INSTRUCTION.
The records below must be output exactly, without pictures.

— start —

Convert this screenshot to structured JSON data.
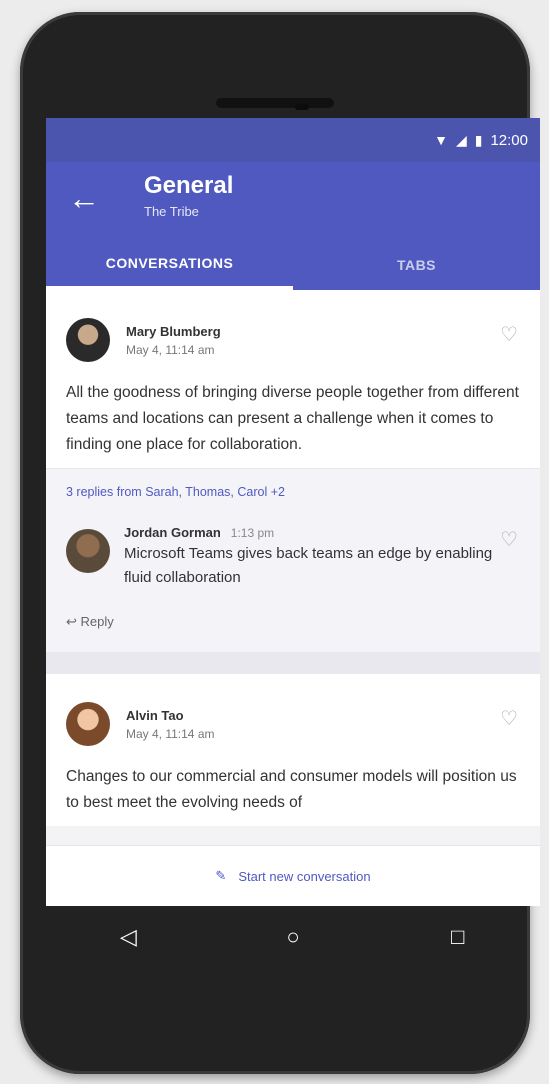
{
  "status_bar": {
    "time": "12:00",
    "wifi_icon": "wifi-icon",
    "signal_icon": "signal-icon",
    "battery_icon": "battery-icon"
  },
  "header": {
    "title": "General",
    "subtitle": "The Tribe",
    "back_icon": "back-arrow-icon"
  },
  "tabs": [
    {
      "label": "CONVERSATIONS",
      "active": true
    },
    {
      "label": "TABS",
      "active": false
    }
  ],
  "posts": [
    {
      "author": "Mary Blumberg",
      "date": "May 4, 11:14 am",
      "text": "All the goodness of bringing diverse people together from different teams and locations can present a challenge when it comes to finding one place for collaboration.",
      "replies_summary": "3 replies from Sarah, Thomas, Carol +2",
      "reply": {
        "author": "Jordan Gorman",
        "time": "1:13 pm",
        "text": "Microsoft Teams gives back teams an edge by enabling fluid collaboration"
      },
      "reply_action": "Reply"
    },
    {
      "author": "Alvin Tao",
      "date": "May 4, 11:14 am",
      "text": "Changes to our commercial and consumer models will position us to best meet the evolving needs of"
    }
  ],
  "footer": {
    "label": "Start new conversation",
    "icon": "compose-icon"
  },
  "nav": {
    "back": "◁",
    "home": "○",
    "recents": "□"
  },
  "colors": {
    "brand": "#5059c0",
    "status_bar": "#4c55ae"
  }
}
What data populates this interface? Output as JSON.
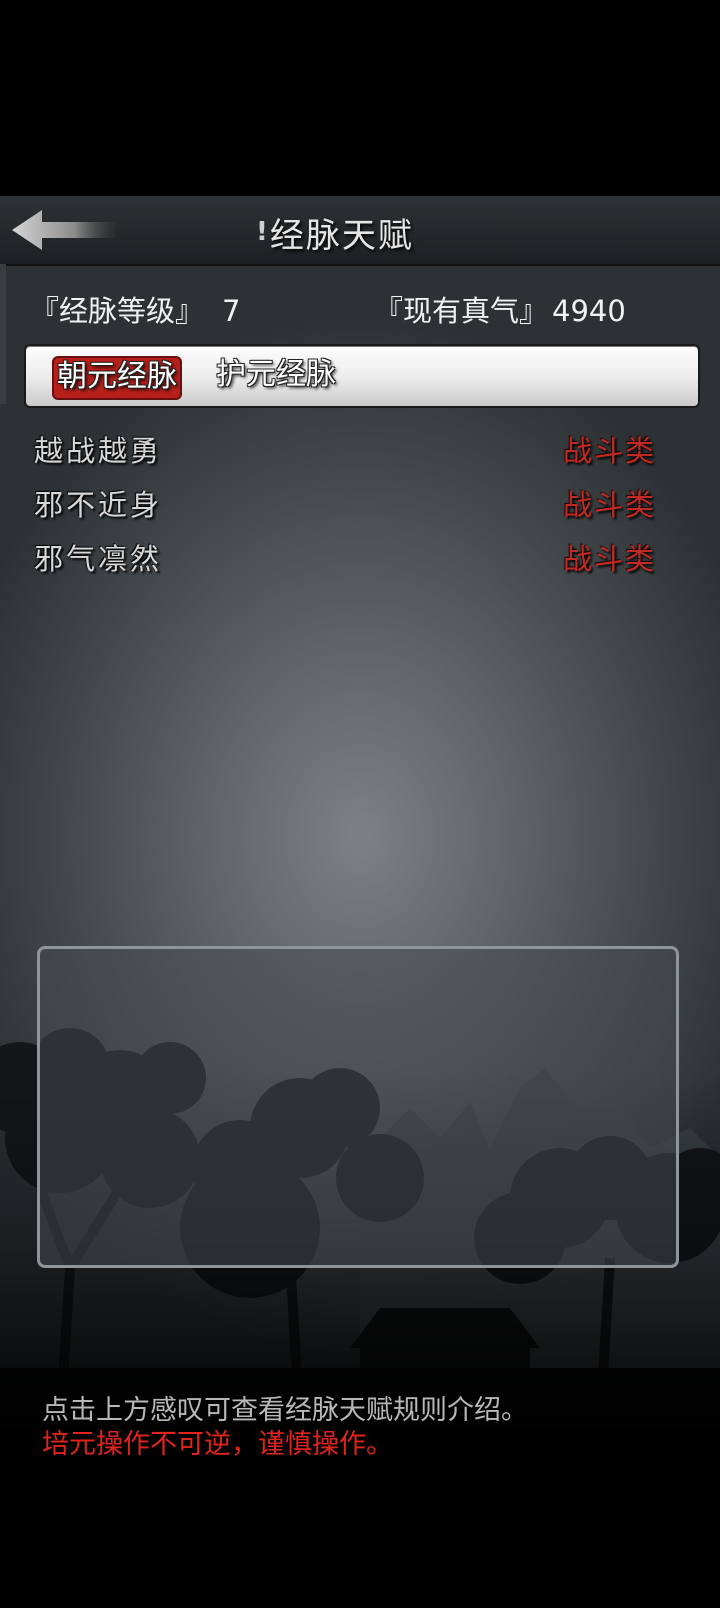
{
  "header": {
    "title": "经脉天赋",
    "info_icon": "!"
  },
  "stats": {
    "level_label": "『经脉等级』",
    "level_value": "7",
    "qi_label": "『现有真气』",
    "qi_value": "4940"
  },
  "tabs": [
    {
      "label": "朝元经脉",
      "active": true
    },
    {
      "label": "护元经脉",
      "active": false
    }
  ],
  "talents": [
    {
      "name": "越战越勇",
      "type": "战斗类"
    },
    {
      "name": "邪不近身",
      "type": "战斗类"
    },
    {
      "name": "邪气凛然",
      "type": "战斗类"
    }
  ],
  "footer": {
    "note_info": "点击上方感叹可查看经脉天赋规则介绍。",
    "note_warning": "培元操作不可逆，谨慎操作。"
  },
  "colors": {
    "accent_red": "#b61f1a",
    "warning_red": "#e0241c",
    "type_red": "#c02a22"
  }
}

— end —

EXERCISE OUTPUT.
Convert this screenshot to structured JSON data.
{
  "status_bar": {
    "time": "12:00",
    "wifi_icon": "wifi-icon",
    "signal_icon": "signal-icon",
    "battery_icon": "battery-icon"
  },
  "header": {
    "title": "General",
    "subtitle": "The Tribe",
    "back_icon": "back-arrow-icon"
  },
  "tabs": [
    {
      "label": "CONVERSATIONS",
      "active": true
    },
    {
      "label": "TABS",
      "active": false
    }
  ],
  "posts": [
    {
      "author": "Mary Blumberg",
      "date": "May 4, 11:14 am",
      "text": "All the goodness of bringing diverse people together from different teams and locations can present a challenge when it comes to finding one place for collaboration.",
      "replies_summary": "3 replies from Sarah, Thomas, Carol +2",
      "reply": {
        "author": "Jordan Gorman",
        "time": "1:13 pm",
        "text": "Microsoft Teams gives back teams an edge by enabling fluid collaboration"
      },
      "reply_action": "Reply"
    },
    {
      "author": "Alvin Tao",
      "date": "May 4, 11:14 am",
      "text": "Changes to our commercial and consumer models will position us to best meet the evolving needs of"
    }
  ],
  "footer": {
    "label": "Start new conversation",
    "icon": "compose-icon"
  },
  "nav": {
    "back": "◁",
    "home": "○",
    "recents": "□"
  },
  "colors": {
    "brand": "#5059c0",
    "status_bar": "#4c55ae"
  }
}
What data populates this interface? Output as JSON.
{
  "header": {
    "title": "经脉天赋",
    "info_icon": "!"
  },
  "stats": {
    "level_label": "『经脉等级』",
    "level_value": "7",
    "qi_label": "『现有真气』",
    "qi_value": "4940"
  },
  "tabs": [
    {
      "label": "朝元经脉",
      "active": true
    },
    {
      "label": "护元经脉",
      "active": false
    }
  ],
  "talents": [
    {
      "name": "越战越勇",
      "type": "战斗类"
    },
    {
      "name": "邪不近身",
      "type": "战斗类"
    },
    {
      "name": "邪气凛然",
      "type": "战斗类"
    }
  ],
  "footer": {
    "note_info": "点击上方感叹可查看经脉天赋规则介绍。",
    "note_warning": "培元操作不可逆，谨慎操作。"
  },
  "colors": {
    "accent_red": "#b61f1a",
    "warning_red": "#e0241c",
    "type_red": "#c02a22"
  }
}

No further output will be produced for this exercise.